Here, Firefox 3 yields mixed results.

In its favour, it comes preset to block access to hostile sites on a constantly updated blacklist. (A few hours after a phishing email's arrival, Firefox 3 refused to load the phony bank site pushed by that message, replacing it with a stern "Reported Web Forgery!" alert.)

But Firefox 3 prunes away one of the best anti-phishing features of earlier versions.

Where they painted the address box gold at a site that protected your login with encryption - a measure almost always absent at scam sites - Firefox 3 adds a less obvious blue highlight to the left end of that box, which offers some useful details on the site if you think to click on it.

Sites offering an extra layer of authentication get a larger, green highlight, but amazingly few (for example, Buy.com but not Amazon.com) have gone to that trouble yet.

Other visual tweaks to Firefox 3 show a welcome willingness to learn from other browsers.

Its back button is bigger than its forward button, a sensible recognition of which function gets more use (and a smart borrowing from Microsoft's long-dead MSN Explorer).

You can also resize all of a page's contents - text and images - with quick keyboard shortcuts (a smart borrowing from Opera and Internet Explorer 7).

Although Firefox 3's Mac version looks much more like a standard Mac program than Firefox 2 did, it doesn't always work like one.

Data lines:
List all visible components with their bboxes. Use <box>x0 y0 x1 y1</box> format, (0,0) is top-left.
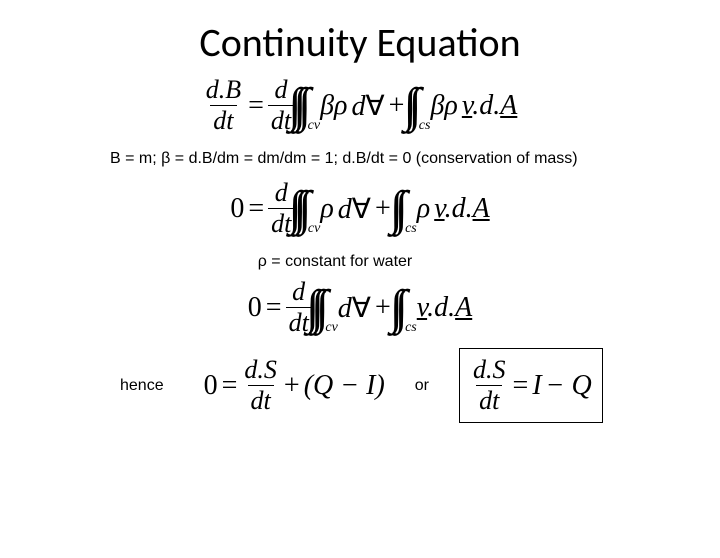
final-row: hence 0 = d.S dt + (Q − I) or d.S dt = I… <box>0 348 720 423</box>
zero-3: 0 <box>248 292 262 324</box>
or-label: or <box>415 377 429 395</box>
triple-integral: ∫∫∫ cv <box>298 82 316 130</box>
text-line-1: B = m; β = d.B/dm = dm/dm = 1; d.B/dt = … <box>110 150 720 168</box>
frac-dBdt: d.B dt <box>203 75 244 136</box>
equals-4: = <box>222 370 238 402</box>
triple-integral-3: ∫∫∫ cv <box>316 284 334 332</box>
equation-2: 0 = d dt ∫∫∫ cv ρ d∀ + ∫∫ cs ρ v.d.A <box>0 178 720 239</box>
zero-2: 0 <box>230 193 244 225</box>
frac-ddt-3: d dt <box>286 277 312 338</box>
rho-2b: ρ <box>417 193 430 225</box>
zero-4: 0 <box>204 370 218 402</box>
vdA-3: v.d.A <box>417 292 472 324</box>
I-box: I <box>532 370 541 402</box>
plus-2: + <box>375 193 391 225</box>
equals-box: = <box>513 370 529 402</box>
plus-4: + <box>284 370 300 402</box>
frac-ddt: d dt <box>268 75 294 136</box>
triple-integral-2: ∫∫∫ cv <box>298 185 316 233</box>
frac-ddt-2: d dt <box>268 178 294 239</box>
frac-dSdt-box: d.S dt <box>470 355 509 416</box>
boxed-equation: d.S dt = I − Q <box>459 348 603 423</box>
mQ-box: − Q <box>546 370 592 402</box>
equation-3: 0 = d dt ∫∫∫ cv d∀ + ∫∫ cs v.d.A <box>0 277 720 338</box>
frac-dSdt: d.S dt <box>241 355 280 416</box>
hence-label: hence <box>120 377 164 395</box>
equation-1: d.B dt = d dt ∫∫∫ cv βρ d∀ + ∫∫ cs βρ v.… <box>0 75 720 136</box>
equals-3: = <box>266 292 282 324</box>
vdA-1: v.d.A <box>462 90 517 122</box>
plus: + <box>389 90 405 122</box>
vdA-2: v.d.A <box>434 193 489 225</box>
double-integral: ∫∫ cs <box>408 82 426 130</box>
equals: = <box>248 90 264 122</box>
integrand-1b: βρ <box>430 90 457 122</box>
QmI: (Q − I) <box>304 370 385 402</box>
dV-3a: d∀ <box>338 291 371 325</box>
double-integral-2: ∫∫ cs <box>395 185 413 233</box>
plus-3: + <box>375 292 391 324</box>
dV-1a: d∀ <box>352 89 385 123</box>
equals-2: = <box>248 193 264 225</box>
text-line-2: ρ = constant for water <box>0 253 720 271</box>
rho-2a: ρ <box>320 193 333 225</box>
dV-2a: d∀ <box>338 192 371 226</box>
double-integral-3: ∫∫ cs <box>395 284 413 332</box>
integrand-1a: βρ <box>320 90 347 122</box>
page-title: Continuity Equation <box>0 18 720 67</box>
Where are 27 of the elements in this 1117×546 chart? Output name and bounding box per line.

What this task involves: Write out the stretch of the Firefox 3 review from "In its favour, it" through "click on it.", word for word. The rows are separate material and are not connected to the Firefox 3 review.

Written answer:
In its favour, it comes preset to block access to hostile sites on a constantly updated blacklist. (A few hours after a phishing email's arrival, Firefox 3 refused to load the phony bank site pushed by that message, replacing it with a stern "Reported Web Forgery!" alert.)

But Firefox 3 prunes away one of the best anti-phishing features of earlier versions.

Where they painted the address box gold at a site that protected your login with encryption - a measure almost always absent at scam sites - Firefox 3 adds a less obvious blue highlight to the left end of that box, which offers some useful details on the site if you think to click on it.